**What you will do**
In the listing that follows, count every line with the word "Probability" in it and write only the total.

**Data for the task**

START

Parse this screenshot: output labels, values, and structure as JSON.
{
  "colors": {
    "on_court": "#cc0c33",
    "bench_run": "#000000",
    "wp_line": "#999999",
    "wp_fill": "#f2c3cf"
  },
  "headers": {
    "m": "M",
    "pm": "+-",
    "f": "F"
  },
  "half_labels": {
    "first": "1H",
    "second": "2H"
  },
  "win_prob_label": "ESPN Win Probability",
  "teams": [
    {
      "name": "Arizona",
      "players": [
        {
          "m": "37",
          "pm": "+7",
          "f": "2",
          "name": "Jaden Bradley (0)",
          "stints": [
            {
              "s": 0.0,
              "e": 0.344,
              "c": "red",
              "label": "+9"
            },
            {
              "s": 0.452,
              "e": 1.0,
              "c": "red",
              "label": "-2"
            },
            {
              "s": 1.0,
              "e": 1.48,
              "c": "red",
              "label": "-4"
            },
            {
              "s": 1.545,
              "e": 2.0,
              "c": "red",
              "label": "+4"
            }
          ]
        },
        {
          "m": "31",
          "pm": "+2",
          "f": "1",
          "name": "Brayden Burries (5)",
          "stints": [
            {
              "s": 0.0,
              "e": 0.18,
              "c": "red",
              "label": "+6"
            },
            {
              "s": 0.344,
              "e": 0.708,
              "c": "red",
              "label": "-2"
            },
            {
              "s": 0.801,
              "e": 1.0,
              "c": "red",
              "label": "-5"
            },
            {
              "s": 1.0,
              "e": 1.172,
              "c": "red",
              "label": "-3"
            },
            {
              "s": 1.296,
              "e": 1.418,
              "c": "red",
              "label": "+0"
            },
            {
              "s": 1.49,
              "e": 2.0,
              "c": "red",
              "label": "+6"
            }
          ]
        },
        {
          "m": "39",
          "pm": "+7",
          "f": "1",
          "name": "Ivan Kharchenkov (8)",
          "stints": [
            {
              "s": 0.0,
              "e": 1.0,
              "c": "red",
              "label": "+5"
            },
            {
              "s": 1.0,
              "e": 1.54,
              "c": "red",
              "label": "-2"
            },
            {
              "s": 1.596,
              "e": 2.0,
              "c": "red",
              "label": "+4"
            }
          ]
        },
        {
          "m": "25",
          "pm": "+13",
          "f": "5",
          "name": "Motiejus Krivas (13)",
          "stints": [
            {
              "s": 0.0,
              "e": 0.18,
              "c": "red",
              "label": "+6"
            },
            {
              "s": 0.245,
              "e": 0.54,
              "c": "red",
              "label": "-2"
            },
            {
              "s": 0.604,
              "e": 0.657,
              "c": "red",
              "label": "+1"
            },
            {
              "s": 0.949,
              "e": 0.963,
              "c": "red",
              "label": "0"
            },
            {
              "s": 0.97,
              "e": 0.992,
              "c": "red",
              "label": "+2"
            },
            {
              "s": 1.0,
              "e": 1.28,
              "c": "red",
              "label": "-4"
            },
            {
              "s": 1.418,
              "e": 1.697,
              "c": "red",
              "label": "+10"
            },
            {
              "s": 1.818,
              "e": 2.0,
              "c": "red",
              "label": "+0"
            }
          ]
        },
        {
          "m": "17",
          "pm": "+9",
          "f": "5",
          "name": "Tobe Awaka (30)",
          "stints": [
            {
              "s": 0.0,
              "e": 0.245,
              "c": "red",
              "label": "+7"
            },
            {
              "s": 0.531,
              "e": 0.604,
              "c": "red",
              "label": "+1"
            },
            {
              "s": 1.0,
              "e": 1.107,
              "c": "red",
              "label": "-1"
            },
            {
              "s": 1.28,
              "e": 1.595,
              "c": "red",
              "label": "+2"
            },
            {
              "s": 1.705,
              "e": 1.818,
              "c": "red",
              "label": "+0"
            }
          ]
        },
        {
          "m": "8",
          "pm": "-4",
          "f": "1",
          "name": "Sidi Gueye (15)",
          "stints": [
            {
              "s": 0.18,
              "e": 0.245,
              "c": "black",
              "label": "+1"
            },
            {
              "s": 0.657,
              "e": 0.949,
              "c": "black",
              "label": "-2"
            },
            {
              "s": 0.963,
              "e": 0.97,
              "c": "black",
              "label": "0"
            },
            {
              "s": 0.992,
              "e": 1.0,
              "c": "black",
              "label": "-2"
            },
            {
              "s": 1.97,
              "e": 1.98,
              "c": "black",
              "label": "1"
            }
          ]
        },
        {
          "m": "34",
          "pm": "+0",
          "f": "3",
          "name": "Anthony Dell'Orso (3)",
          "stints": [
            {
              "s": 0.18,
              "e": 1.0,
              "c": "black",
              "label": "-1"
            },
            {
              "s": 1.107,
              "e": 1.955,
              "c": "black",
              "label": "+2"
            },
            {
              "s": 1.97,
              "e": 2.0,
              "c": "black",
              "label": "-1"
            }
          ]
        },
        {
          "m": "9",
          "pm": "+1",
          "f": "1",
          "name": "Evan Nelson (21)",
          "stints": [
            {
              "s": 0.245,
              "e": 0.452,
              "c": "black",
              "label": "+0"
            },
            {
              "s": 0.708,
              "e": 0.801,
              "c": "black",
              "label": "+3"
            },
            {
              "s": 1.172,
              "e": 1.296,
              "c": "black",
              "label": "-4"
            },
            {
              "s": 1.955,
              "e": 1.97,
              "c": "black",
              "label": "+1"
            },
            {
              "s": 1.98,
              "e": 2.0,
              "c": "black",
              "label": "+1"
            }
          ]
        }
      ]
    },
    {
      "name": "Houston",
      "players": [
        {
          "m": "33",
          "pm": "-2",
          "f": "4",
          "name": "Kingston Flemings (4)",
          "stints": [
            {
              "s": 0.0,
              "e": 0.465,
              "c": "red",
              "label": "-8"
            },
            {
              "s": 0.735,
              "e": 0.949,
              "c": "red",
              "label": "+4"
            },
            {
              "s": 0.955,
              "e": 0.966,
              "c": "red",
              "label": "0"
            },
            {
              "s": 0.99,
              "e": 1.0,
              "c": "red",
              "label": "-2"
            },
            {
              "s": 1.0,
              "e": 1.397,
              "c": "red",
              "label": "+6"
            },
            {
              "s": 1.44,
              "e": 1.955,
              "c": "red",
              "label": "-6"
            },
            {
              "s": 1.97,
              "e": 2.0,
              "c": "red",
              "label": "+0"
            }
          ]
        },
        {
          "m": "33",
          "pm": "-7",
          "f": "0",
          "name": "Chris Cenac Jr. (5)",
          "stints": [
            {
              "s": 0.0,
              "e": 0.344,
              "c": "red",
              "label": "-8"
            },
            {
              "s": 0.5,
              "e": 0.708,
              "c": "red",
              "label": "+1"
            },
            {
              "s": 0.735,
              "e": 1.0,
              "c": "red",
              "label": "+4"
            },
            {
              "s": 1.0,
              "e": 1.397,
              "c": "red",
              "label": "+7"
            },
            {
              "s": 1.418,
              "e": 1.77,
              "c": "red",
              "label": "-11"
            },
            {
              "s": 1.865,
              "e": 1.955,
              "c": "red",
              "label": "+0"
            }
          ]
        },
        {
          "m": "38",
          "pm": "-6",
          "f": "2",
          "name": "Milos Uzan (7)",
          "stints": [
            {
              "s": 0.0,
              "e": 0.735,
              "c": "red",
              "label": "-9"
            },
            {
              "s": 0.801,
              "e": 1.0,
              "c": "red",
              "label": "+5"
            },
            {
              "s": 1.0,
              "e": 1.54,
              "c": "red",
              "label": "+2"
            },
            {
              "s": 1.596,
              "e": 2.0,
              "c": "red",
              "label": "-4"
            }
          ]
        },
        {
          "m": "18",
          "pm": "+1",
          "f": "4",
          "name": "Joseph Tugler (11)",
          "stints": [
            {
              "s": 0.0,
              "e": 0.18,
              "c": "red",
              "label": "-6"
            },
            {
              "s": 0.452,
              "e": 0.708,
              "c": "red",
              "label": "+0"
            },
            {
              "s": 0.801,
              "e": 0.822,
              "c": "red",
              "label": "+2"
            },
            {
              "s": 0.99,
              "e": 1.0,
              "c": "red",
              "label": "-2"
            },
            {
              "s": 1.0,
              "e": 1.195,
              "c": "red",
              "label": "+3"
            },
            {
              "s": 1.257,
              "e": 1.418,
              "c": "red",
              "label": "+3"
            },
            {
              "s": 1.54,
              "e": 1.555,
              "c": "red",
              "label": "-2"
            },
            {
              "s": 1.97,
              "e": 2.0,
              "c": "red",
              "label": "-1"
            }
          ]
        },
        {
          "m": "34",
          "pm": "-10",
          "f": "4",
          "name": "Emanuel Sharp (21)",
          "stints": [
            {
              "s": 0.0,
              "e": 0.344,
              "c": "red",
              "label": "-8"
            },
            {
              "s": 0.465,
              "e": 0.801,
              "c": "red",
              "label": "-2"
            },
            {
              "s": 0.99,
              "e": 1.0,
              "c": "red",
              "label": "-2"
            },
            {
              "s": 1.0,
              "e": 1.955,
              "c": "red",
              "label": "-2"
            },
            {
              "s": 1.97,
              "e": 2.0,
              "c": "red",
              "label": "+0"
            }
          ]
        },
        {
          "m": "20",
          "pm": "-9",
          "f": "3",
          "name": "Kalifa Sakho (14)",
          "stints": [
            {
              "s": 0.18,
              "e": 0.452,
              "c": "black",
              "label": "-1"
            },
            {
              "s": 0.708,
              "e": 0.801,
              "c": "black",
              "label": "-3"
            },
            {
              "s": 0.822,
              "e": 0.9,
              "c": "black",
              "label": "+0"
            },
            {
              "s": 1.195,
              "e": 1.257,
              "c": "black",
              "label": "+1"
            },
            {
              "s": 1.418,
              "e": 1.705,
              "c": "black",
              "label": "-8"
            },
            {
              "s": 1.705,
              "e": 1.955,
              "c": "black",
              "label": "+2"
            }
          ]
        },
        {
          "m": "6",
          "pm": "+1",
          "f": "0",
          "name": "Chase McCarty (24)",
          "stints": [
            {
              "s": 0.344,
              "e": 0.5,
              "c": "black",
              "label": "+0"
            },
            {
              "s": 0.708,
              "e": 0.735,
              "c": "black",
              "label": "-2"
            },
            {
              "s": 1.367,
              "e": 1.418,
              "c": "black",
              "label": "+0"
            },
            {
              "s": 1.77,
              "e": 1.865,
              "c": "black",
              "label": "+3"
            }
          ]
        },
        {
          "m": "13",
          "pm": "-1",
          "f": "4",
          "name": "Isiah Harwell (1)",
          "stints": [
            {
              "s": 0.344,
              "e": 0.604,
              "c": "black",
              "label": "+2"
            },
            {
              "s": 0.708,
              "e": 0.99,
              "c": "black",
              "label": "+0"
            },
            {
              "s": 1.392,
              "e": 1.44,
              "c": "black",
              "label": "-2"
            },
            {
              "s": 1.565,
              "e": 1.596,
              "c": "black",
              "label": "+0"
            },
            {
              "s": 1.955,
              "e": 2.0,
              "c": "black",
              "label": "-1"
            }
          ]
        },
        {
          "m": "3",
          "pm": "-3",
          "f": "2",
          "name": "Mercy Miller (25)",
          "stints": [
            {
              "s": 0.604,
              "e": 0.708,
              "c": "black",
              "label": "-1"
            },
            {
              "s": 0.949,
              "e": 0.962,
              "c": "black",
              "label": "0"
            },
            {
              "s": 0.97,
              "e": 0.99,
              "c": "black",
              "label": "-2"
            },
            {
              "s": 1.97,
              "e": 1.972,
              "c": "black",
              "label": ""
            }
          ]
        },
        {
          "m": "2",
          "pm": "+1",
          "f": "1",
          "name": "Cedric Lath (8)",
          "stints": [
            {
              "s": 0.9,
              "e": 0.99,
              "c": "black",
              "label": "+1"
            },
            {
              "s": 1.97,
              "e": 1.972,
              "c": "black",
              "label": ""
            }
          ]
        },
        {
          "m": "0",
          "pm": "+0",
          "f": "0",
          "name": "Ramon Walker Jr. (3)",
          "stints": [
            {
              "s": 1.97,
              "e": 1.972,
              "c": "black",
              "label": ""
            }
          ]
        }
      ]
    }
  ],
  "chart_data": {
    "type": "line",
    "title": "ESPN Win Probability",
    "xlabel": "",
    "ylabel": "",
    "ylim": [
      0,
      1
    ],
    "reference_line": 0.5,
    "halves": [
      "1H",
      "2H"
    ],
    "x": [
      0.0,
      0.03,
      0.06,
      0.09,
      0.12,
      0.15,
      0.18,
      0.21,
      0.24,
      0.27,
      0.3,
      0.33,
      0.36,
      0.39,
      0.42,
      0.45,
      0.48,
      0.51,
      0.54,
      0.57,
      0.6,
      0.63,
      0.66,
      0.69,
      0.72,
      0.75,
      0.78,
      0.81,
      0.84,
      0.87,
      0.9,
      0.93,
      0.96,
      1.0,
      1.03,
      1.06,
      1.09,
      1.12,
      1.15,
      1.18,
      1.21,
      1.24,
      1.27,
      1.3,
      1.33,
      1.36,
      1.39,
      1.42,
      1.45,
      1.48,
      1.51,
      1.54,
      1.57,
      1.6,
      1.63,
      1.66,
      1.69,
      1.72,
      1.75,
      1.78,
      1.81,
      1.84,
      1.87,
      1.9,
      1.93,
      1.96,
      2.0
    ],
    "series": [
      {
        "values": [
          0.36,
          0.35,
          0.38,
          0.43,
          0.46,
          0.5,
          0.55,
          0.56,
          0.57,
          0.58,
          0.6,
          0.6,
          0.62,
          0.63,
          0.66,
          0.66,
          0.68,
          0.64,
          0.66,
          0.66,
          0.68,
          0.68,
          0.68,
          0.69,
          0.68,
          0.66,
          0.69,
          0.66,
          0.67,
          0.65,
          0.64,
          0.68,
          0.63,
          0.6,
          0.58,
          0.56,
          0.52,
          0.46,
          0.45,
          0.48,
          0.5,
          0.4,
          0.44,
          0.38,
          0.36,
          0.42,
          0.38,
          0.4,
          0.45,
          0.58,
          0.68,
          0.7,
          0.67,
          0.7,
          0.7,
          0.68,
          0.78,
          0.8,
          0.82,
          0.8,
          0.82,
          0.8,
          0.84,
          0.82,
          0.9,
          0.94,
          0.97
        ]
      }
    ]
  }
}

END

**Exercise output**
2